→ Given entries

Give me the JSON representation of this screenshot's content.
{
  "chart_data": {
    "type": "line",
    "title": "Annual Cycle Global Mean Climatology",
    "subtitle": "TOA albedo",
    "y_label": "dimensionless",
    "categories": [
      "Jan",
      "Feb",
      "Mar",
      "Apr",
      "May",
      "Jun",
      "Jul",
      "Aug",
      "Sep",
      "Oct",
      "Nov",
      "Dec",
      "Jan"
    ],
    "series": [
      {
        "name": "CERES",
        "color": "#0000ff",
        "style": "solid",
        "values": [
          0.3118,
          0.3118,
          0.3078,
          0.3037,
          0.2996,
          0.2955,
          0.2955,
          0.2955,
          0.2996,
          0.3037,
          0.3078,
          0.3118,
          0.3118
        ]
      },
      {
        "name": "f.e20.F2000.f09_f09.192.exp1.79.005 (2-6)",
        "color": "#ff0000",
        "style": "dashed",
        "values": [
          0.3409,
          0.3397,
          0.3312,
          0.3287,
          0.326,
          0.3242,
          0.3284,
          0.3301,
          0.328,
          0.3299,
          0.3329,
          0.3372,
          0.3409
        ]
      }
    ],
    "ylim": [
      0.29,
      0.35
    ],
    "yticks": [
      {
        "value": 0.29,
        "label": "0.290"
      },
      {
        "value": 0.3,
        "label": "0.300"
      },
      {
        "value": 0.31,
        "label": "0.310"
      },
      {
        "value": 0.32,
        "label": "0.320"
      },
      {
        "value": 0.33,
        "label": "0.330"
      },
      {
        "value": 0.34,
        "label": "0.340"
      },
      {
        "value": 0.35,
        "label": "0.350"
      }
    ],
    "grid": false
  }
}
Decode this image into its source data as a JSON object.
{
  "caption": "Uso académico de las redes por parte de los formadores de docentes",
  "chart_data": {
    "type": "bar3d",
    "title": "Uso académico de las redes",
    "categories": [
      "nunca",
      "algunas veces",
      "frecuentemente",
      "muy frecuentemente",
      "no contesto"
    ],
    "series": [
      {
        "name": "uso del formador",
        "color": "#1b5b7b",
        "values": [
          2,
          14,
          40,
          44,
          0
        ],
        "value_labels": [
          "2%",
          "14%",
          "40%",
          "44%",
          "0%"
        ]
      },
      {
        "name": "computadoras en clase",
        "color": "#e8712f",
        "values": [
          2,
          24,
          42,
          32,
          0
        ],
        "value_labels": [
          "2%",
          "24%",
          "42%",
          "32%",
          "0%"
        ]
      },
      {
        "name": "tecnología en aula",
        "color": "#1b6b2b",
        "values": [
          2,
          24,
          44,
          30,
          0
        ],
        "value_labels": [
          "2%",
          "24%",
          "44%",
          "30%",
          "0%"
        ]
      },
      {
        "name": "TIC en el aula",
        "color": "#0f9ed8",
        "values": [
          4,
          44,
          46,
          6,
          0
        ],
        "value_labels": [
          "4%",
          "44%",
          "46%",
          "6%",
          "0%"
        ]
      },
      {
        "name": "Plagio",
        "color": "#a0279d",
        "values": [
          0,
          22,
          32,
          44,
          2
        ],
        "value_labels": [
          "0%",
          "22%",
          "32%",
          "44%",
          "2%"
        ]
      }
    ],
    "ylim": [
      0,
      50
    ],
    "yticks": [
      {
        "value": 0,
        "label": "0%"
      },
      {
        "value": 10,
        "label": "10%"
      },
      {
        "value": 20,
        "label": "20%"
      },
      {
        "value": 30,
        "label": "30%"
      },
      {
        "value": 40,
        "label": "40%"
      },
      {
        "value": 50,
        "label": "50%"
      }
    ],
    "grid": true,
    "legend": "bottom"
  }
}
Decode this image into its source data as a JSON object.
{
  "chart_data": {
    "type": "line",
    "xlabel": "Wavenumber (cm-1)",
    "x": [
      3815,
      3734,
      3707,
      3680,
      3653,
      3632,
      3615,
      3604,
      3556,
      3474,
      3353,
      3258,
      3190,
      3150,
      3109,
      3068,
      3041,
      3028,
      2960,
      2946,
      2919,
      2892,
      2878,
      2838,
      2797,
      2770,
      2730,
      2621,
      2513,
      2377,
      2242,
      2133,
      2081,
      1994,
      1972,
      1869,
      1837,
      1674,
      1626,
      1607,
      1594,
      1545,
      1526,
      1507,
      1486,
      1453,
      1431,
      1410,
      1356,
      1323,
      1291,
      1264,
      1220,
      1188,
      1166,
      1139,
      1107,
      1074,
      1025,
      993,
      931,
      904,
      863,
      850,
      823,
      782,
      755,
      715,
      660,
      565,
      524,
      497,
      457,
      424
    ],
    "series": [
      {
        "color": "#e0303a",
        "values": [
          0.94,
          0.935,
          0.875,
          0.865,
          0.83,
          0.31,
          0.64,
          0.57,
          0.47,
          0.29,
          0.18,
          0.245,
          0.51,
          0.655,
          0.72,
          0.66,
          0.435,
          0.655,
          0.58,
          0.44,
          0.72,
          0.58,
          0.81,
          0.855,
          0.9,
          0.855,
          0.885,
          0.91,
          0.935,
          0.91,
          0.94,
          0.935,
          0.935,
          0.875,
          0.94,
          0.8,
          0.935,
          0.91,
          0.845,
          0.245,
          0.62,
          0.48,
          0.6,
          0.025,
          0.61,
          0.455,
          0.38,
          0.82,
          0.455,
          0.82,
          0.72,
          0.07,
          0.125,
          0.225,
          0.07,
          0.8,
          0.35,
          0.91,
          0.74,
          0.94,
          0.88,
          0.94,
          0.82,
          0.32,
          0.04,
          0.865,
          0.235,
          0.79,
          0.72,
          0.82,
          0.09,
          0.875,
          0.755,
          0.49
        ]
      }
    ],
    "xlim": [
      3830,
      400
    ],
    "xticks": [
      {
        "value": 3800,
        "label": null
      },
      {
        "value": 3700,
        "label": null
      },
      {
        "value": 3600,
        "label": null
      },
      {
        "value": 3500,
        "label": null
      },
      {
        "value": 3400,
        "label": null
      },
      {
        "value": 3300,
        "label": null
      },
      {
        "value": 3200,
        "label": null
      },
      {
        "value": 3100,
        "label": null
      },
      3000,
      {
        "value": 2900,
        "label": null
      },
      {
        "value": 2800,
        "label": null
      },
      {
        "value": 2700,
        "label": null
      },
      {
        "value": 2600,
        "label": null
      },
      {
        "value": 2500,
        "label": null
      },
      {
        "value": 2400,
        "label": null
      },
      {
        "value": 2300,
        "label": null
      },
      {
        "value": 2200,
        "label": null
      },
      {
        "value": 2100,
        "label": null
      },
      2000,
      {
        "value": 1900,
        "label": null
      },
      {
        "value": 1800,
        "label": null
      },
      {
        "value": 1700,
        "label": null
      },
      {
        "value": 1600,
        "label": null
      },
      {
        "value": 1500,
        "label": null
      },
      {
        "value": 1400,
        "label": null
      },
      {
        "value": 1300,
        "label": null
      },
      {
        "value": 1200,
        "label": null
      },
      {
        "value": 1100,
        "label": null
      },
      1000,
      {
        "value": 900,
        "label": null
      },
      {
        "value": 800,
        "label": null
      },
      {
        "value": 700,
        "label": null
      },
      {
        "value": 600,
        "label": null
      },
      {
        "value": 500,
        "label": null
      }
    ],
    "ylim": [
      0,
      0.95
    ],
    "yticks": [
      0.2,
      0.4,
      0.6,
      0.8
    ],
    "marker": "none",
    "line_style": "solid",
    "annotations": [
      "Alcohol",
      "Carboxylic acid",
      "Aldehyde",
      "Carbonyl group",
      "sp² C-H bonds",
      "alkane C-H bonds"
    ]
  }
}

→ Your objective
Tally up the lines holding the word "redes" in the data above, and answer with that figure only.

→ Exercise solution
2